_Work instructions_:
From the records below, copy every line that contains the word "image".

_Records from a collection_:
......

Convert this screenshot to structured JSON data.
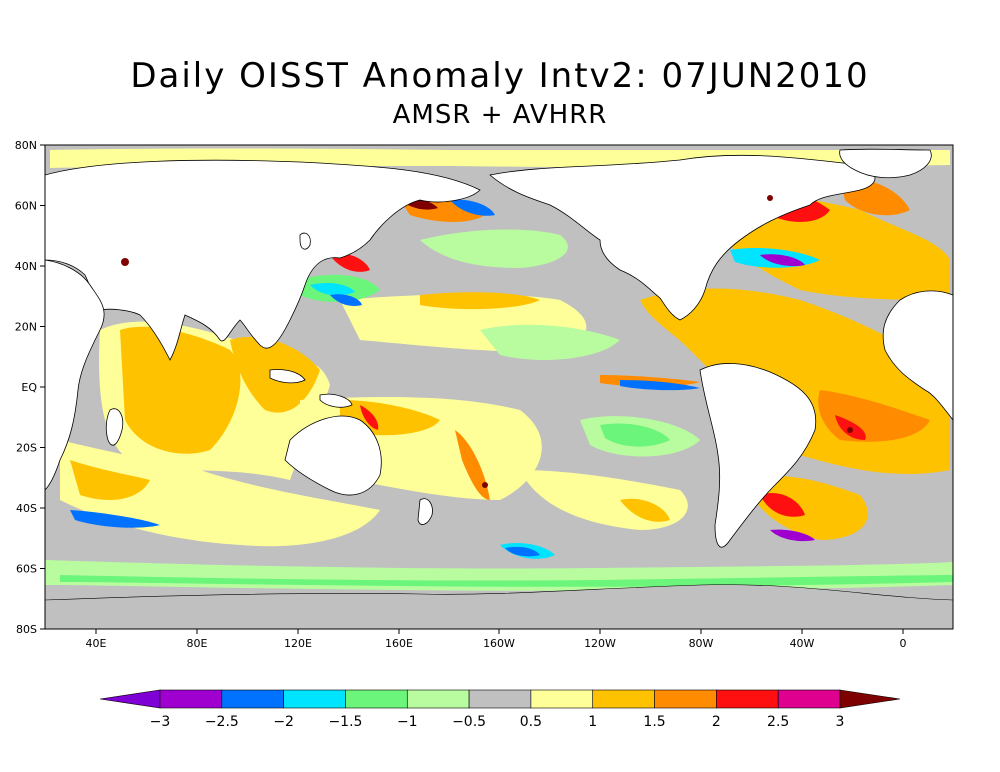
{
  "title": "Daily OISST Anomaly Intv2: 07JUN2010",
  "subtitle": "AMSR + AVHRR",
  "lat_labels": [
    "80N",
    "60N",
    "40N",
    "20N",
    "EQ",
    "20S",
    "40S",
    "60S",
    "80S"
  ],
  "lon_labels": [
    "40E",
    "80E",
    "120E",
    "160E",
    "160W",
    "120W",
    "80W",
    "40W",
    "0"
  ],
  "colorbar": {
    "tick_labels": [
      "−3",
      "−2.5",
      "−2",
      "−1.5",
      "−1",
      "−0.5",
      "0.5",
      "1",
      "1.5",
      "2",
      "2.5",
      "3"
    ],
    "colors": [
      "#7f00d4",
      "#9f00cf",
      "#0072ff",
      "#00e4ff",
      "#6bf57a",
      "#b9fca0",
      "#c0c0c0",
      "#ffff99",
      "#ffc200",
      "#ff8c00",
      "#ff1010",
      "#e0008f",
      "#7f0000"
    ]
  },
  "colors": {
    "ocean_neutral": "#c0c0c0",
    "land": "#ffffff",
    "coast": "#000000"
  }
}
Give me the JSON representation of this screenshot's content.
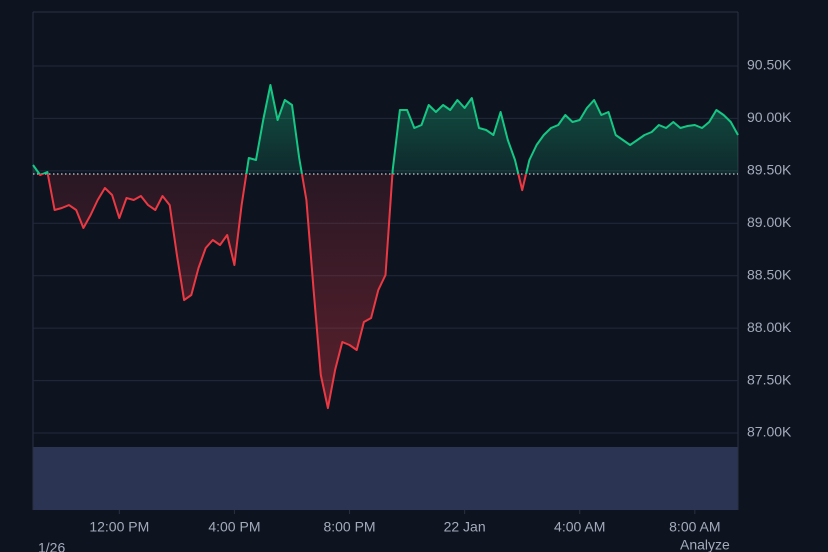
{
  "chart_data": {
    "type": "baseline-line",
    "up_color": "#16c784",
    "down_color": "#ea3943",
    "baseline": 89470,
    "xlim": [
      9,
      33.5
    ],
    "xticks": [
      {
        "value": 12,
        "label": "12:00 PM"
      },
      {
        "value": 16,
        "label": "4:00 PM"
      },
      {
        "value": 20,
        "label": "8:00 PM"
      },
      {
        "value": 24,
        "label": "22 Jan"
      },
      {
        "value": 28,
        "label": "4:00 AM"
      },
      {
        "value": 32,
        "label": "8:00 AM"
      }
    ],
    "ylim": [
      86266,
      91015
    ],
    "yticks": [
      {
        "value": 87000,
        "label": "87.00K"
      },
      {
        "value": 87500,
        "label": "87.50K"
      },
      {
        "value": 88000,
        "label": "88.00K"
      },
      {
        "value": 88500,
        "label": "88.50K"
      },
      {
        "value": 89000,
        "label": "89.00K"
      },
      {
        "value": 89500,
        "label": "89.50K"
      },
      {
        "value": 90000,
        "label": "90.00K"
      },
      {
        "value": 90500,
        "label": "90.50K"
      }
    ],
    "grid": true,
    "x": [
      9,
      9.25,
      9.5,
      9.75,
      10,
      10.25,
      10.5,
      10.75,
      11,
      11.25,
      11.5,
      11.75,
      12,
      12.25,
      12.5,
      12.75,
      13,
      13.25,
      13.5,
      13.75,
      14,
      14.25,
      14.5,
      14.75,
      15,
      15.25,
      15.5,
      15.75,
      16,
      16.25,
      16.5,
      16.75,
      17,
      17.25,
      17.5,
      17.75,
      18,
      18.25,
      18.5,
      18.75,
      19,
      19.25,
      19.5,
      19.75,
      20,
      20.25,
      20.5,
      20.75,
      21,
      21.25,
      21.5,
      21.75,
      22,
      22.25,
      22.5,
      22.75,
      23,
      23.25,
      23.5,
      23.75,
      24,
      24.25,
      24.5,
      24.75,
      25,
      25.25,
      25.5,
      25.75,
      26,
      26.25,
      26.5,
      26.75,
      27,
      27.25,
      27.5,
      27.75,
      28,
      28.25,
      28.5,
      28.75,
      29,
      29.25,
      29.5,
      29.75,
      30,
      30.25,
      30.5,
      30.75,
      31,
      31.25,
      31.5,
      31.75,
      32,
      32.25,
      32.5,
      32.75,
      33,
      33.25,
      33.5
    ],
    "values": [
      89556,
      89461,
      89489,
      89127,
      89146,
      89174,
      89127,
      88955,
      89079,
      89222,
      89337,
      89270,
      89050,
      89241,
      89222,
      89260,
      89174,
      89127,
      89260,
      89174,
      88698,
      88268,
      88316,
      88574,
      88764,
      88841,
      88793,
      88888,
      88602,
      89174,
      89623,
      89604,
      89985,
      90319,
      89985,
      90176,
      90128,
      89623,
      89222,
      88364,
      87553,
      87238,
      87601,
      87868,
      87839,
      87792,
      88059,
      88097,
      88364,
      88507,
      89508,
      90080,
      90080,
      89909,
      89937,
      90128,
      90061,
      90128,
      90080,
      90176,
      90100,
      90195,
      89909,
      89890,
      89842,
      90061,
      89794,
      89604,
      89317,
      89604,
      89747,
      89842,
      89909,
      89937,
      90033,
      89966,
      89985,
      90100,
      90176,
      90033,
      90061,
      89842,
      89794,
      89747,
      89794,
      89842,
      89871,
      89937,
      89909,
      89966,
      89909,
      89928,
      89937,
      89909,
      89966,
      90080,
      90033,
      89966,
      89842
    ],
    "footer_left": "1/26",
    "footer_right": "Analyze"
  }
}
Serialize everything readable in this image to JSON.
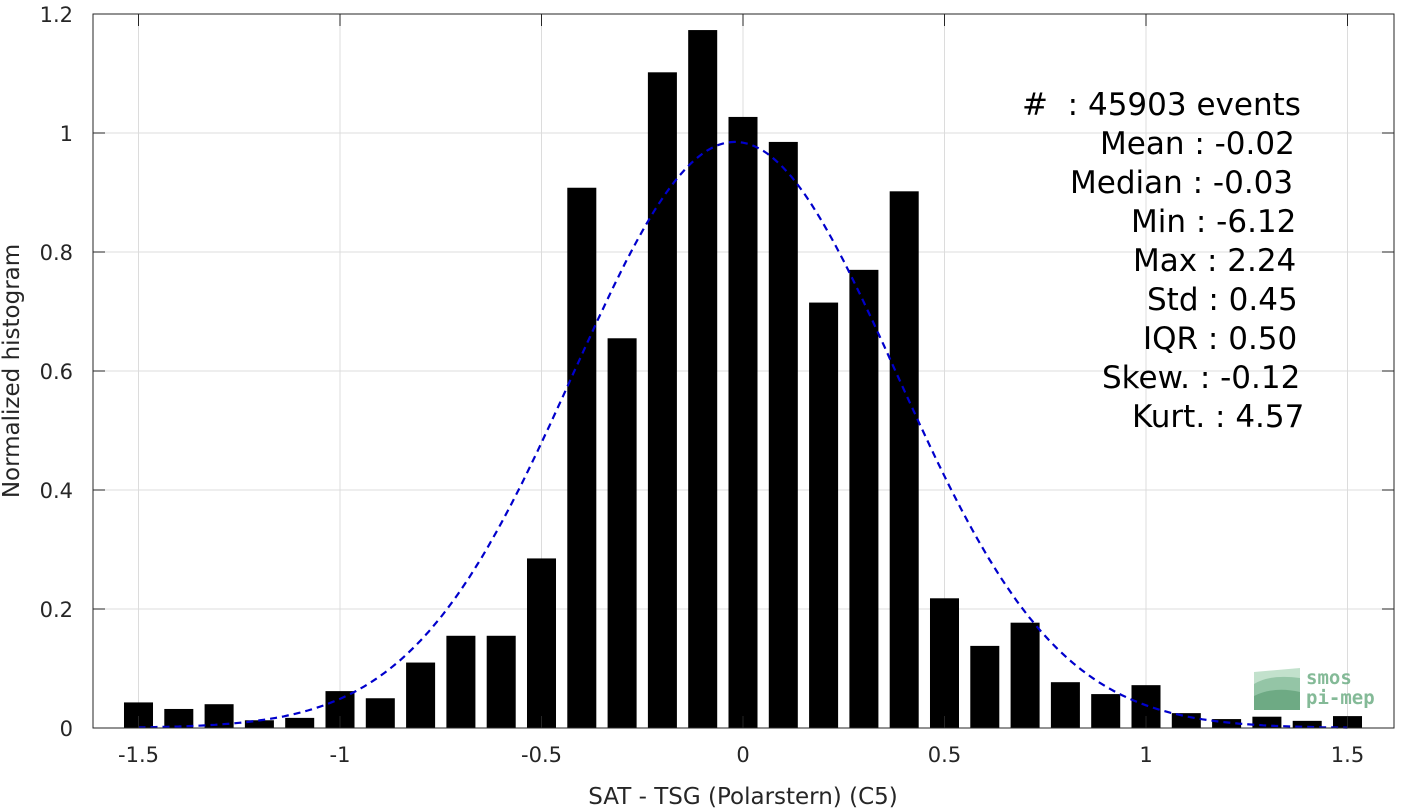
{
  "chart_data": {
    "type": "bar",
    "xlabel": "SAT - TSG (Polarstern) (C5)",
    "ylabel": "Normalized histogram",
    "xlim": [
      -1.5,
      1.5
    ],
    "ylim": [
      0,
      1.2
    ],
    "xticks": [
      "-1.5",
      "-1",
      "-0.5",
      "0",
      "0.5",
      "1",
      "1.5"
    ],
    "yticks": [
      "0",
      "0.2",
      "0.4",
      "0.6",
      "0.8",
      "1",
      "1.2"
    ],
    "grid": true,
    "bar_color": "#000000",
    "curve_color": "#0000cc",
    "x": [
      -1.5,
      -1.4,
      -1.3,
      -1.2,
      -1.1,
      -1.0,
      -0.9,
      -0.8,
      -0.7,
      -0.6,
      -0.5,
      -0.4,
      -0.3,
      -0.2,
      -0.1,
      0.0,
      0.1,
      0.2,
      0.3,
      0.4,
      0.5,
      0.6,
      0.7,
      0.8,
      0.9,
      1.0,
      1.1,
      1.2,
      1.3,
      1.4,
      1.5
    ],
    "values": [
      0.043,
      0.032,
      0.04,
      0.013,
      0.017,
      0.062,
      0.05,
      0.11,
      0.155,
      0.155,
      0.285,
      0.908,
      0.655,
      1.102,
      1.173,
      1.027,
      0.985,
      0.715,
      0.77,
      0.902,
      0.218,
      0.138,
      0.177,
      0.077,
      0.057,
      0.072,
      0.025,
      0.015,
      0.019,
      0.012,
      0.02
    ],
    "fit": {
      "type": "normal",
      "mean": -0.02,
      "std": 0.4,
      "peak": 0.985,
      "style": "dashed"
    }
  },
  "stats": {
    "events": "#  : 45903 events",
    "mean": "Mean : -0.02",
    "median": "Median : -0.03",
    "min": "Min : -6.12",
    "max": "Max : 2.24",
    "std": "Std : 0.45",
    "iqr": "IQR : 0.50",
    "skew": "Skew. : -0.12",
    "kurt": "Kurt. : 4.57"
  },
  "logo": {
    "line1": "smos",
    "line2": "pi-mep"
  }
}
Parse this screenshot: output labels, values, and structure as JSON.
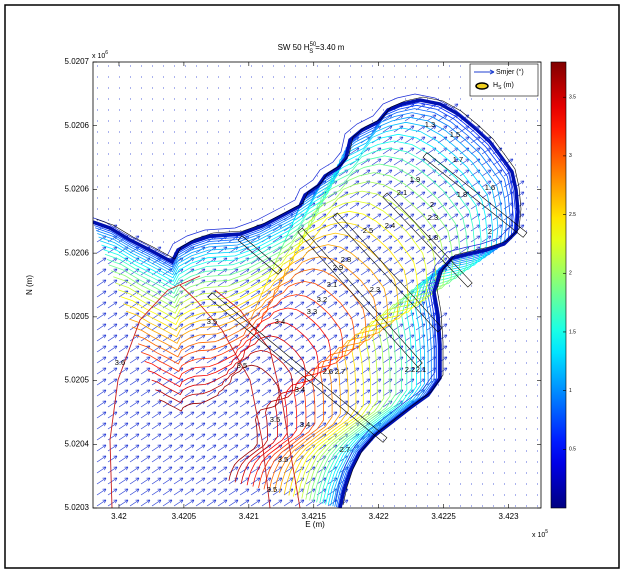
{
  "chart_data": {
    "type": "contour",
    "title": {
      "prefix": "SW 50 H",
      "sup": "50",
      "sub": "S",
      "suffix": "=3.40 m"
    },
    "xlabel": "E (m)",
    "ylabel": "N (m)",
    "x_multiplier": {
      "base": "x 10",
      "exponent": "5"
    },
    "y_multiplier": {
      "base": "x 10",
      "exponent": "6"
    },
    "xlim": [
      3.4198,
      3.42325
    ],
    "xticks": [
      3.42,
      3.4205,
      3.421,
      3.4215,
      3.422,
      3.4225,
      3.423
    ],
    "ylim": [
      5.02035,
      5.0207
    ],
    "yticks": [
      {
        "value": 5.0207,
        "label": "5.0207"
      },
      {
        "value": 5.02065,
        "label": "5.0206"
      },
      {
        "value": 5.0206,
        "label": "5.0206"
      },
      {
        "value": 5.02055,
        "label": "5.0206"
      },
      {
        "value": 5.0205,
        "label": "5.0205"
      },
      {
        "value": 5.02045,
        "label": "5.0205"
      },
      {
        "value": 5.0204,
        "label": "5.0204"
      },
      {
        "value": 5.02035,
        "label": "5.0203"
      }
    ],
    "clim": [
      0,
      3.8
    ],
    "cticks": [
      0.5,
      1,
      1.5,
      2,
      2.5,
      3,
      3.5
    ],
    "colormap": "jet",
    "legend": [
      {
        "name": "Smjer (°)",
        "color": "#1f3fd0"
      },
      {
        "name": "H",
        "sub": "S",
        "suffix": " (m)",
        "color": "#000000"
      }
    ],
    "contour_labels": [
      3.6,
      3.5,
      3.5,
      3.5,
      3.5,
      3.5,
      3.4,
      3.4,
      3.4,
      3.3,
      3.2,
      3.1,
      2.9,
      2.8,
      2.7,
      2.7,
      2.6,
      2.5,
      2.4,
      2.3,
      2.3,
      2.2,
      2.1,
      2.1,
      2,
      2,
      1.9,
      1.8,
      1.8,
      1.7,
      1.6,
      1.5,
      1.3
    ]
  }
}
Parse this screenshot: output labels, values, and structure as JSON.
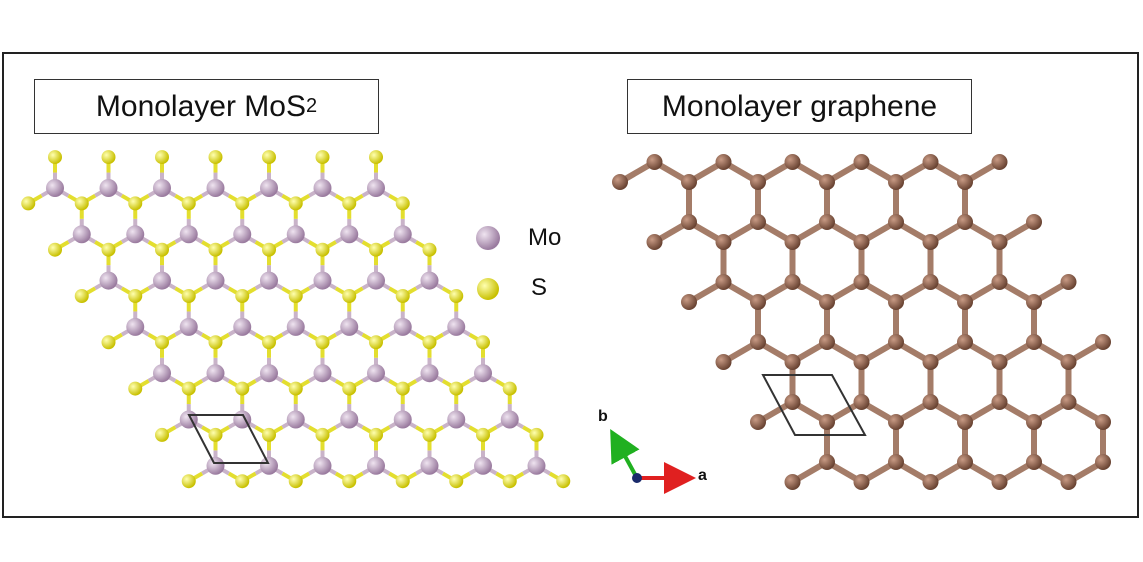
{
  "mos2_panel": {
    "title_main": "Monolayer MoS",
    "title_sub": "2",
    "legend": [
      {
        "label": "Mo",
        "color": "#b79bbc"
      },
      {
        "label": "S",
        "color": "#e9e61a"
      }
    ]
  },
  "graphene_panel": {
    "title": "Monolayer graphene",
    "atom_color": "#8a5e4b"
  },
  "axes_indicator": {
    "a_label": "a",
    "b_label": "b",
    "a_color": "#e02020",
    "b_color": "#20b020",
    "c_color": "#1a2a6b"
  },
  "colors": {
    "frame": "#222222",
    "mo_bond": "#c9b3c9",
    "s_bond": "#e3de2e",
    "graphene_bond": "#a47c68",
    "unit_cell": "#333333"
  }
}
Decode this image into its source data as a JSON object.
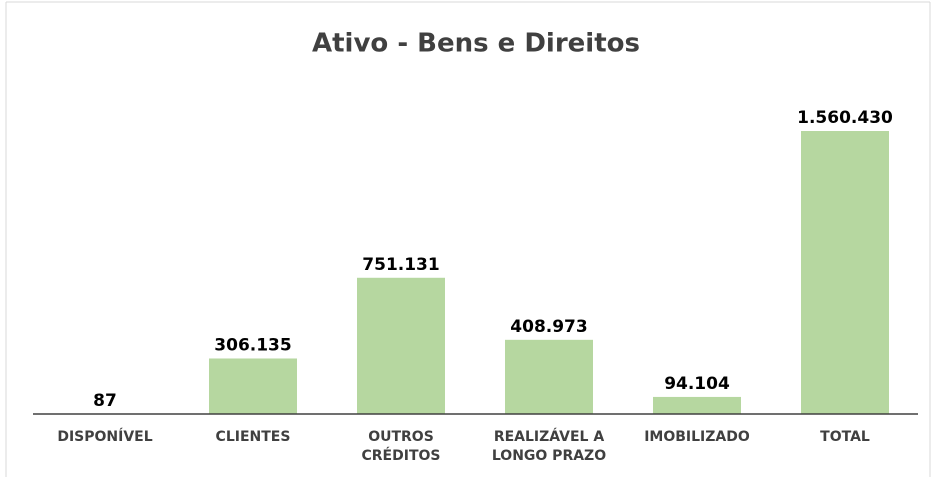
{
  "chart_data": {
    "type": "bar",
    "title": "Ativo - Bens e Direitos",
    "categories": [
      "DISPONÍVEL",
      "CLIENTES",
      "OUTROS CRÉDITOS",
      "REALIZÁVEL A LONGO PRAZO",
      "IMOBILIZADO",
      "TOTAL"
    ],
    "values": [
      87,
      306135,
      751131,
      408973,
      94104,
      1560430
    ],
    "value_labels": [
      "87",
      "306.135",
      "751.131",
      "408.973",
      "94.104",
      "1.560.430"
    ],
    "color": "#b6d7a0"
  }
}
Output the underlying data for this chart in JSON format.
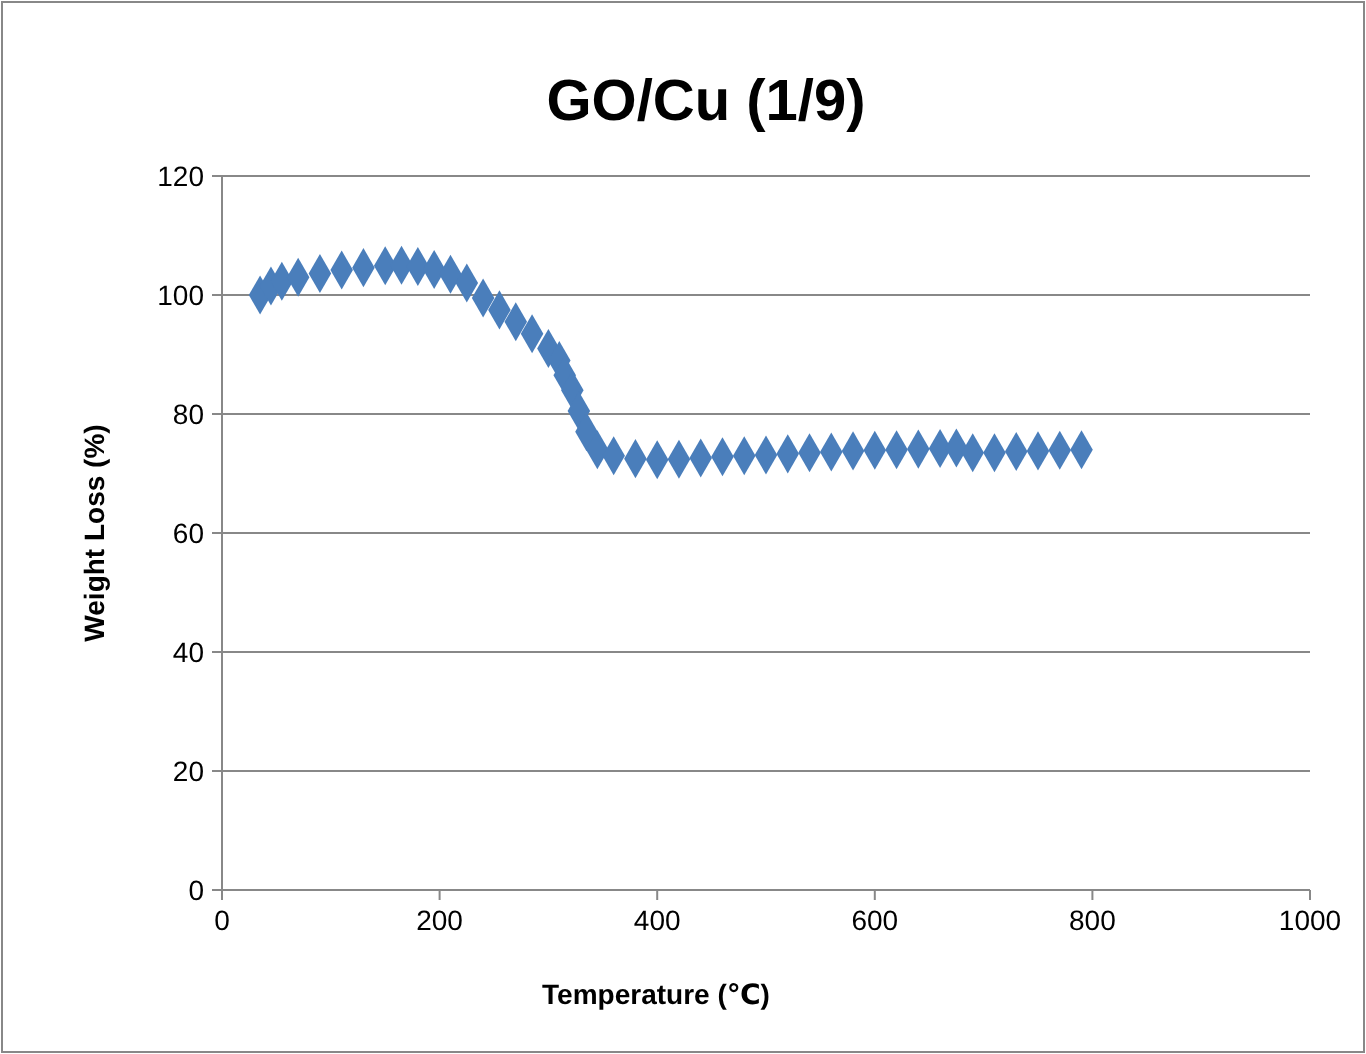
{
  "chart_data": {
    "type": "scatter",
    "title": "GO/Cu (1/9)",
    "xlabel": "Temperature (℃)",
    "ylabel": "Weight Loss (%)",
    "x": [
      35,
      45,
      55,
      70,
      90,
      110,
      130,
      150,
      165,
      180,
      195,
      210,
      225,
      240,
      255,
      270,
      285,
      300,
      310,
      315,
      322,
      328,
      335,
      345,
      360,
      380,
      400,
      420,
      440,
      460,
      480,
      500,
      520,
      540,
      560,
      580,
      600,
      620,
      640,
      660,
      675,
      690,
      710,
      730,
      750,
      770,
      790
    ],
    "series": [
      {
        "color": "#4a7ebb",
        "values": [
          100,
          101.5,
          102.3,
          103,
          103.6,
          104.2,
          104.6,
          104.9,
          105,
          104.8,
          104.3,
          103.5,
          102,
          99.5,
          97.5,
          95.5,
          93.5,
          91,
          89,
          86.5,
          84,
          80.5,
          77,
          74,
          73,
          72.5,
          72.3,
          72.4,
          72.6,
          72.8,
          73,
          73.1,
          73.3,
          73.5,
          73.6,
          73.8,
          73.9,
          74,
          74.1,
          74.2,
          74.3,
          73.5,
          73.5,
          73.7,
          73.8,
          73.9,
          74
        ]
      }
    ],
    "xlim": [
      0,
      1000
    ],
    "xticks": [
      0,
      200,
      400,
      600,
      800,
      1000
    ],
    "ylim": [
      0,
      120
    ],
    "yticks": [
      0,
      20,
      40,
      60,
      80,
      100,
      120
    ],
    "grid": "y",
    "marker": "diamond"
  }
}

......

_Expected answer_:
Serialize everything readable in this image to JSON.
Decode this image into its source data as a JSON object.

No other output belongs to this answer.